Exercise tasks »
1. In the passage on aliens in science fiction, what drink does it say everyone drank on DS9?
2. Please continue the passage on aliens in science fiction, picking up after its last sentence.

Text to read »
============================================================

And that's the problem with a lot of sci-fi. Aliens aren't very alien. The Federation of Planets in Star Trek also represents hundreds of alien worlds, but who do we mostly see crewing their ships? Humans. Now, I know that a lot of that is a budget issue, but even the movies have been cheap in this regard. I can give the Original Series a pass, in that back then, maybe the Federation was smaller and other worlds were slow in integrating their navies into Starfleet. But by TNG era it should have been much better, and hell, I would expect anything produced post-Dominion War to be fully integrated given the beating many planets took and how many casualties the Federation sustained. People get a lot less picky in situations like that.

(The humans should also be more racially-diverse by that point too, but that's for another post.)

But it's not just the staffing. It's the way characters talk. Everything is a reference to long-ago Earth culture, even if the speaker is not human. And the humans never absorbed any alien habits in 300 years of space travel? (Well, except on DS9 where everyone drank raktajino.) It's always "just like Romeo and Juliet" Or even worse, "your Romeo and Juliet" when an alien is speaking to a human. It's like, "Here, you're too dumb to understand anything outside your sphere, but I am intimately familiar with human culture." Peter David is especially bad at all these things, as not only are his human characters throwing around inappropriate pop culture references, but his aliens will use human expressions prefaced by "as they say on your world" in a very weak attempt to lampshade it.

============================================================

Stored data »
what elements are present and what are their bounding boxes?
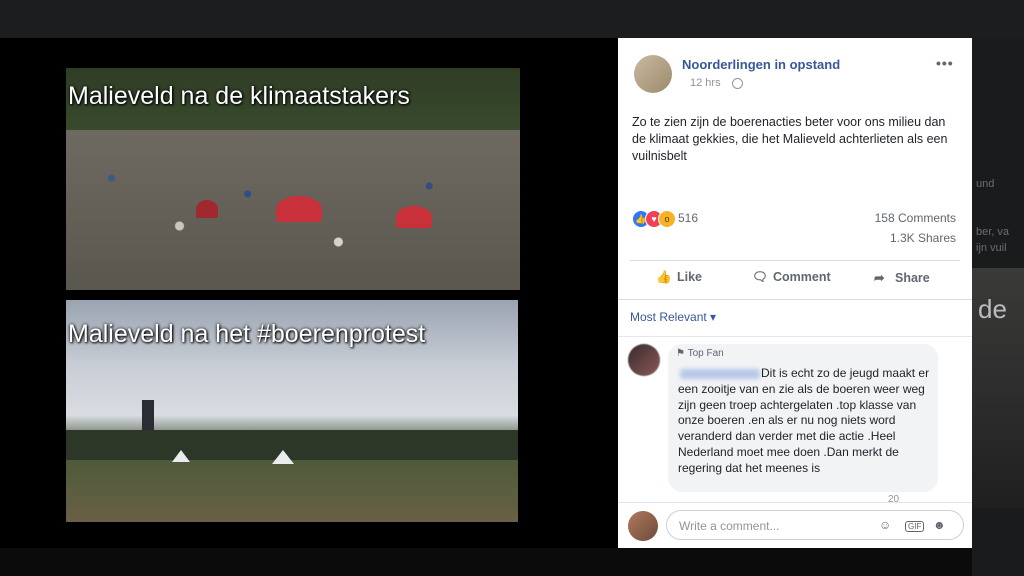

============================================================

Task-by-task answers »
1. Raktajino.

2.
This is why I appreciated Andromeda so much: it was about the Federation, but humans were not in charge. The empress or whoever was in charge of the Commonwealth, I think they said she was a centaur-like being. Of course, I have no idea if they ever followed up on this (any time they seemed to recruit someone to their cause it was always a human group). But the thought was nice.

I know that the creators are only trying to make their work easier for us to relate to, but here's the thing: they don't have to. It's science fiction. It's supposed to show us new worlds that we may not entirely understand. It's about going beyond what we know to show us something different. Look at District 9: the aliens are incredibly, horribly alien and we never really understand them, but that doesn't stop us from feeling bad for them and understanding the story as presented to us. I've heard people call these gaps in our knowledge "plot holes" but maybe they're just used to have everything spoon-fed to them, like a human baby.

(Yesterday I found this on Cracked.com: 6 Sci-Fi Movie Conventions (That Need to Die). #5 and #3 are my sentiments exactly.)